• **Task objective**
Pictures do not belong in the copy; quote every entry below exactly.

• **Data for this task**
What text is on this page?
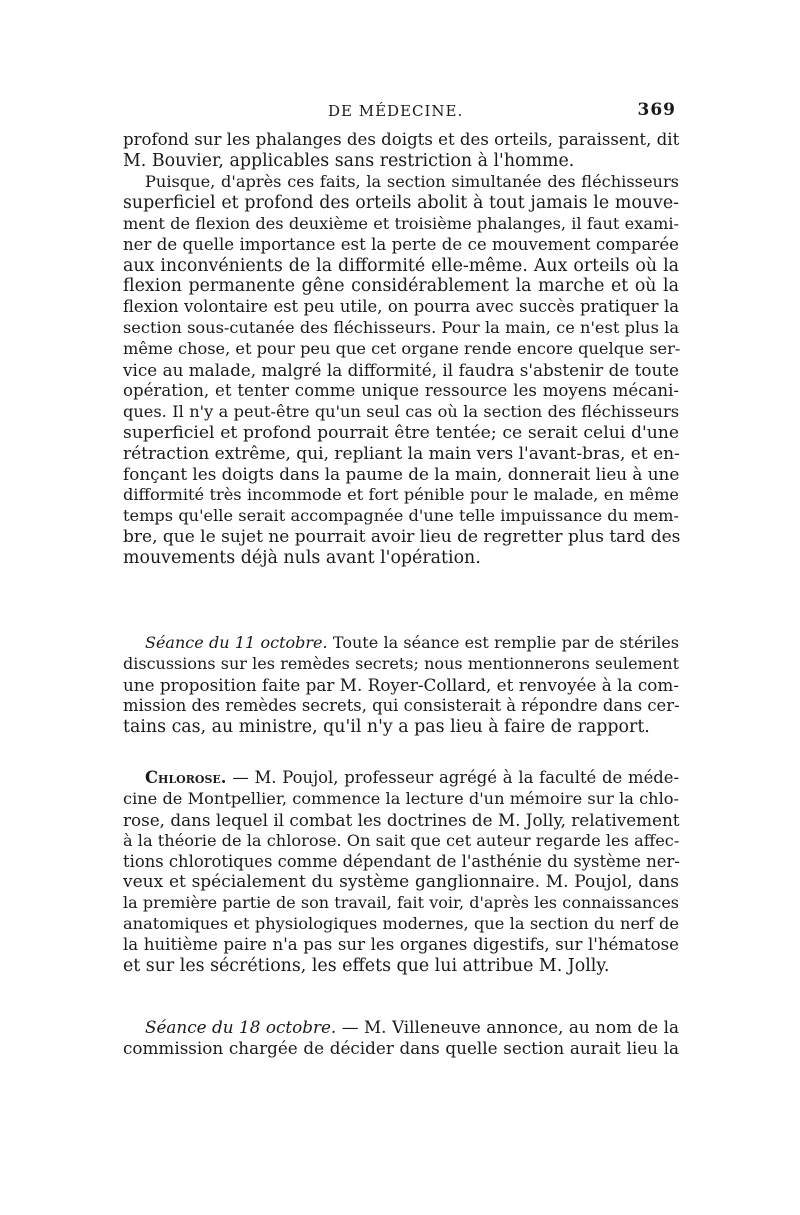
DE MÉDECINE.	369
profond sur les phalanges des doigts et des orteils, paraissent, dit
M. Bouvier, applicables sans restriction à l'homme.
Puisque, d'après ces faits, la section simultanée des fléchisseurs
superficiel et profond des orteils abolit à tout jamais le mouve-
ment de flexion des deuxième et troisième phalanges, il faut exami-
ner de quelle importance est la perte de ce mouvement comparée
aux inconvénients de la difformité elle-même. Aux orteils où la
flexion permanente gêne considérablement la marche et où la
flexion volontaire est peu utile, on pourra avec succès pratiquer la
section sous-cutanée des fléchisseurs. Pour la main, ce n'est plus la
même chose, et pour peu que cet organe rende encore quelque ser-
vice au malade, malgré la difformité, il faudra s'abstenir de toute
opération, et tenter comme unique ressource les moyens mécani-
ques. Il n'y a peut-être qu'un seul cas où la section des fléchisseurs
superficiel et profond pourrait être tentée; ce serait celui d'une
rétraction extrême, qui, repliant la main vers l'avant-bras, et en-
fonçant les doigts dans la paume de la main, donnerait lieu à une
difformité très incommode et fort pénible pour le malade, en même
temps qu'elle serait accompagnée d'une telle impuissance du mem-
bre, que le sujet ne pourrait avoir lieu de regretter plus tard des
mouvements déjà nuls avant l'opération.
Séance du 11 octobre. Toute la séance est remplie par de stériles
discussions sur les remèdes secrets; nous mentionnerons seulement
une proposition faite par M. Royer-Collard, et renvoyée à la com-
mission des remèdes secrets, qui consisterait à répondre dans cer-
tains cas, au ministre, qu'il n'y a pas lieu à faire de rapport.
Chlorose. — M. Poujol, professeur agrégé à la faculté de méde-
cine de Montpellier, commence la lecture d'un mémoire sur la chlo-
rose, dans lequel il combat les doctrines de M. Jolly, relativement
à la théorie de la chlorose. On sait que cet auteur regarde les affec-
tions chlorotiques comme dépendant de l'asthénie du système ner-
veux et spécialement du système ganglionnaire. M. Poujol, dans
la première partie de son travail, fait voir, d'après les connaissances
anatomiques et physiologiques modernes, que la section du nerf de
la huitième paire n'a pas sur les organes digestifs, sur l'hématose
et sur les sécrétions, les effets que lui attribue M. Jolly.
Séance du 18 octobre. — M. Villeneuve annonce, au nom de la
commission chargée de décider dans quelle section aurait lieu la
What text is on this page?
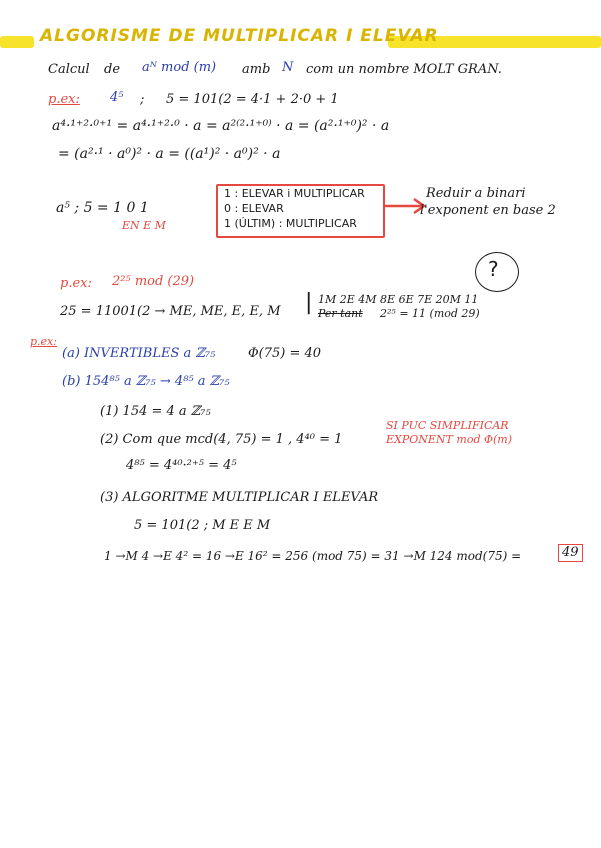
ALGORISME DE MULTIPLICAR I ELEVAR
Calcul de aᴺ mod (m) amb N com un nombre MOLT GRAN.
p.ex: 4⁵ ; 5 = 101(2 = 4·1 + 2·0 + 1
a⁴·¹⁺²·⁰⁺¹ = a⁴·¹⁺²·⁰ · a = a²⁽²·¹⁺⁰⁾ · a = (a²·¹⁺⁰)² · a
= (a²·¹ · a⁰)² · a = ((a¹)² · a⁰)² · a
a⁵ ; 5 = 1 0 1
EN E M
1 : ELEVAR i MULTIPLICAR
0 : ELEVAR
1 (ÚLTIM) : MULTIPLICAR
Reduir a binari
l'exponent en base 2
p.ex: 2²⁵ mod (29)
?
25 = 11001(2 → ME, ME, E, E, M | 1M 2E 4M 8E 6E 7E 20M 11
Per tant 2²⁵ = 11 (mod 29)
p.ex:
(a) INVERTIBLES a ℤ₇₅	Φ(75) = 40
(b) 154⁸⁵ a ℤ₇₅ → 4⁸⁵ a ℤ₇₅
(1) 154 = 4 a ℤ₇₅
(2) Com que mcd(4, 75) = 1 , 4⁴⁰ = 1
SI PUC SIMPLIFICAR
EXPONENT mod Φ(m)
4⁸⁵ = 4⁴⁰·²⁺⁵ = 4⁵
(3) ALGORITME MULTIPLICAR I ELEVAR
5 = 101(2 ; M E E M
1 →M 4 →E 4² = 16 →E 16² = 256 (mod 75) = 31 →M 124 mod(75) =	49
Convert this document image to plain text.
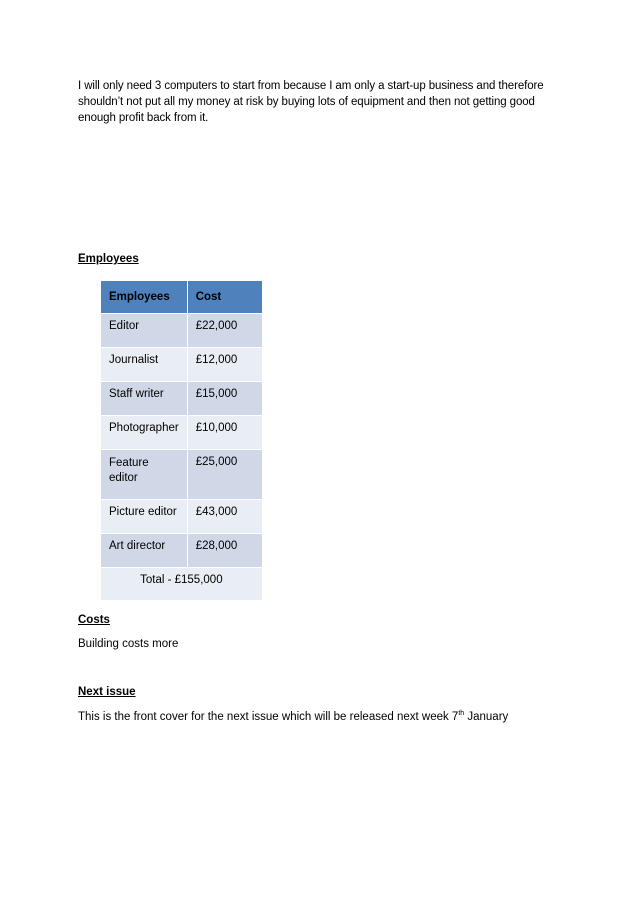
I will only need 3 computers to start from because I am only a start-up business and therefore shouldn’t not put all my money at risk by buying lots of equipment and then not getting good enough profit back from it.

Employees
Employees	Cost
Editor	£22,000
Journalist	£12,000
Staff writer	£15,000
Photographer	£10,000
Feature editor	£25,000
Picture editor	£43,000
Art director	£28,000
Total - £155,000	
Costs
Building costs more
Next issue
This is the front cover for the next issue which will be released next week 7th January
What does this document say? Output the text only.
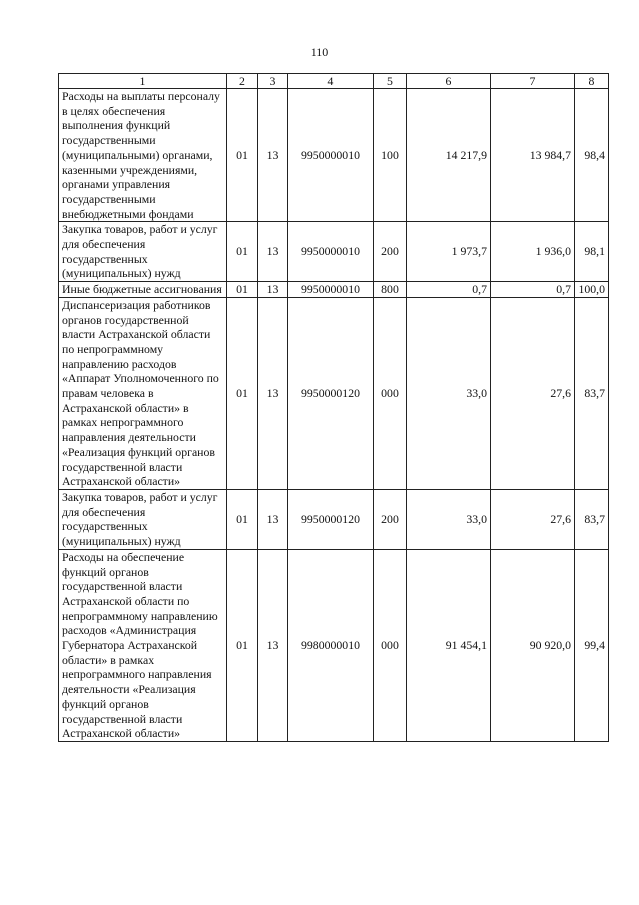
110
1	2	3	4	5	6	7	8
Расходы на выплаты персоналу в целях обеспечения выполнения функций государственными (муниципальными) органами, казенными учреждениями, органами управления государственными внебюджетными фондами	01	13	9950000010	100	14 217,9	13 984,7	98,4
Закупка товаров, работ и услуг для обеспечения государственных (муниципальных) нужд	01	13	9950000010	200	1 973,7	1 936,0	98,1
Иные бюджетные ассигнования	01	13	9950000010	800	0,7	0,7	100,0
Диспансеризация работников органов государственной власти Астраханской области по непрограммному направлению расходов «Аппарат Уполномоченного по правам человека в Астраханской области» в рамках непрограммного направления деятельности «Реализация функций органов государственной власти Астраханской области»	01	13	9950000120	000	33,0	27,6	83,7
Закупка товаров, работ и услуг для обеспечения государственных (муниципальных) нужд	01	13	9950000120	200	33,0	27,6	83,7
Расходы на обеспечение функций органов государственной власти Астраханской области по непрограммному направлению расходов «Администрация Губернатора Астраханской области» в рамках непрограммного направления деятельности «Реализация функций органов государственной власти Астраханской области»	01	13	9980000010	000	91 454,1	90 920,0	99,4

• **Response below**
What text is on this page?
DE MÉDECINE.	369
profond sur les phalanges des doigts et des orteils, paraissent, dit
M. Bouvier, applicables sans restriction à l'homme.
Puisque, d'après ces faits, la section simultanée des fléchisseurs
superficiel et profond des orteils abolit à tout jamais le mouve-
ment de flexion des deuxième et troisième phalanges, il faut exami-
ner de quelle importance est la perte de ce mouvement comparée
aux inconvénients de la difformité elle-même. Aux orteils où la
flexion permanente gêne considérablement la marche et où la
flexion volontaire est peu utile, on pourra avec succès pratiquer la
section sous-cutanée des fléchisseurs. Pour la main, ce n'est plus la
même chose, et pour peu que cet organe rende encore quelque ser-
vice au malade, malgré la difformité, il faudra s'abstenir de toute
opération, et tenter comme unique ressource les moyens mécani-
ques. Il n'y a peut-être qu'un seul cas où la section des fléchisseurs
superficiel et profond pourrait être tentée; ce serait celui d'une
rétraction extrême, qui, repliant la main vers l'avant-bras, et en-
fonçant les doigts dans la paume de la main, donnerait lieu à une
difformité très incommode et fort pénible pour le malade, en même
temps qu'elle serait accompagnée d'une telle impuissance du mem-
bre, que le sujet ne pourrait avoir lieu de regretter plus tard des
mouvements déjà nuls avant l'opération.
Séance du 11 octobre. Toute la séance est remplie par de stériles
discussions sur les remèdes secrets; nous mentionnerons seulement
une proposition faite par M. Royer-Collard, et renvoyée à la com-
mission des remèdes secrets, qui consisterait à répondre dans cer-
tains cas, au ministre, qu'il n'y a pas lieu à faire de rapport.
Chlorose. — M. Poujol, professeur agrégé à la faculté de méde-
cine de Montpellier, commence la lecture d'un mémoire sur la chlo-
rose, dans lequel il combat les doctrines de M. Jolly, relativement
à la théorie de la chlorose. On sait que cet auteur regarde les affec-
tions chlorotiques comme dépendant de l'asthénie du système ner-
veux et spécialement du système ganglionnaire. M. Poujol, dans
la première partie de son travail, fait voir, d'après les connaissances
anatomiques et physiologiques modernes, que la section du nerf de
la huitième paire n'a pas sur les organes digestifs, sur l'hématose
et sur les sécrétions, les effets que lui attribue M. Jolly.
Séance du 18 octobre. — M. Villeneuve annonce, au nom de la
commission chargée de décider dans quelle section aurait lieu la
What text is on this page?
ALGORISME DE MULTIPLICAR I ELEVAR
Calcul de aᴺ mod (m) amb N com un nombre MOLT GRAN.
p.ex: 4⁵ ; 5 = 101(2 = 4·1 + 2·0 + 1
a⁴·¹⁺²·⁰⁺¹ = a⁴·¹⁺²·⁰ · a = a²⁽²·¹⁺⁰⁾ · a = (a²·¹⁺⁰)² · a
= (a²·¹ · a⁰)² · a = ((a¹)² · a⁰)² · a
a⁵ ; 5 = 1 0 1
EN E M
1 : ELEVAR i MULTIPLICAR
0 : ELEVAR
1 (ÚLTIM) : MULTIPLICAR
Reduir a binari
l'exponent en base 2
p.ex: 2²⁵ mod (29)
?
25 = 11001(2 → ME, ME, E, E, M | 1M 2E 4M 8E 6E 7E 20M 11
Per tant 2²⁵ = 11 (mod 29)
p.ex:
(a) INVERTIBLES a ℤ₇₅	Φ(75) = 40
(b) 154⁸⁵ a ℤ₇₅ → 4⁸⁵ a ℤ₇₅
(1) 154 = 4 a ℤ₇₅
(2) Com que mcd(4, 75) = 1 , 4⁴⁰ = 1
SI PUC SIMPLIFICAR
EXPONENT mod Φ(m)
4⁸⁵ = 4⁴⁰·²⁺⁵ = 4⁵
(3) ALGORITME MULTIPLICAR I ELEVAR
5 = 101(2 ; M E E M
1 →M 4 →E 4² = 16 →E 16² = 256 (mod 75) = 31 →M 124 mod(75) =	49
Convert this document image to plain text.
I will only need 3 computers to start from because I am only a start-up business and therefore shouldn’t not put all my money at risk by buying lots of equipment and then not getting good enough profit back from it.

Employees
Employees	Cost
Editor	£22,000
Journalist	£12,000
Staff writer	£15,000
Photographer	£10,000
Feature editor	£25,000
Picture editor	£43,000
Art director	£28,000
Total - £155,000	
Costs
Building costs more
Next issue
This is the front cover for the next issue which will be released next week 7th January
What does this document say? Output the text only.
110
1	2	3	4	5	6	7	8
Расходы на выплаты персоналу в целях обеспечения выполнения функций государственными (муниципальными) органами, казенными учреждениями, органами управления государственными внебюджетными фондами	01	13	9950000010	100	14 217,9	13 984,7	98,4
Закупка товаров, работ и услуг для обеспечения государственных (муниципальных) нужд	01	13	9950000010	200	1 973,7	1 936,0	98,1
Иные бюджетные ассигнования	01	13	9950000010	800	0,7	0,7	100,0
Диспансеризация работников органов государственной власти Астраханской области по непрограммному направлению расходов «Аппарат Уполномоченного по правам человека в Астраханской области» в рамках непрограммного направления деятельности «Реализация функций органов государственной власти Астраханской области»	01	13	9950000120	000	33,0	27,6	83,7
Закупка товаров, работ и услуг для обеспечения государственных (муниципальных) нужд	01	13	9950000120	200	33,0	27,6	83,7
Расходы на обеспечение функций органов государственной власти Астраханской области по непрограммному направлению расходов «Администрация Губернатора Астраханской области» в рамках непрограммного направления деятельности «Реализация функций органов государственной власти Астраханской области»	01	13	9980000010	000	91 454,1	90 920,0	99,4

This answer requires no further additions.